>> start DOCUMENT SECTION

The southeastern part of the country is loaded with bass fishing destinations. Lakes and rivers across all these states garner hundreds of thousands of anglers each year as well as many national bass fishing tournament trails. The reason being, some of the largest bass on record come from these waters.
The St. Johns River in Florida is known locally as a “bass fishing paradise.” This Florida gem is the longest river in the state and makes its mark by the largemouth bass it can produce. St. Johns is a system of multiple lakes and dozens of main tributaries, which supply the fertile water required to produce great numbers of huge largemouth bass.

>> end DOCUMENT SECTION
>> start SOURCE EXCERPT

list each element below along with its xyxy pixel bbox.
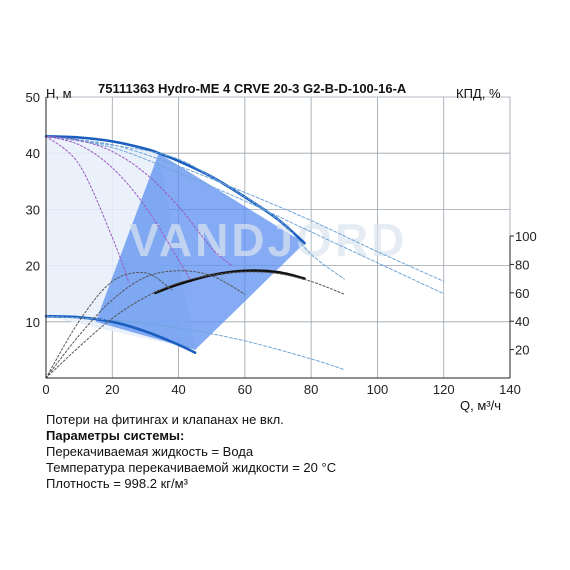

>> end SOURCE EXCERPT

● **WHAT TO DO**:
a) From the bass fishing text, return word for word the passage starting with "The southeastern part" and going on through "huge largemouth bass.".
b) According to the bass fishing text, what makes up the St. Johns River system?

● **THE RESULTS**:
a)
The southeastern part of the country is loaded with bass fishing destinations. Lakes and rivers across all these states garner hundreds of thousands of anglers each year as well as many national bass fishing tournament trails. The reason being, some of the largest bass on record come from these waters.
The St. Johns River in Florida is known locally as a “bass fishing paradise.” This Florida gem is the longest river in the state and makes its mark by the largemouth bass it can produce. St. Johns is a system of multiple lakes and dozens of main tributaries, which supply the fertile water required to produce great numbers of huge largemouth bass.

b) Multiple lakes and dozens of main tributaries.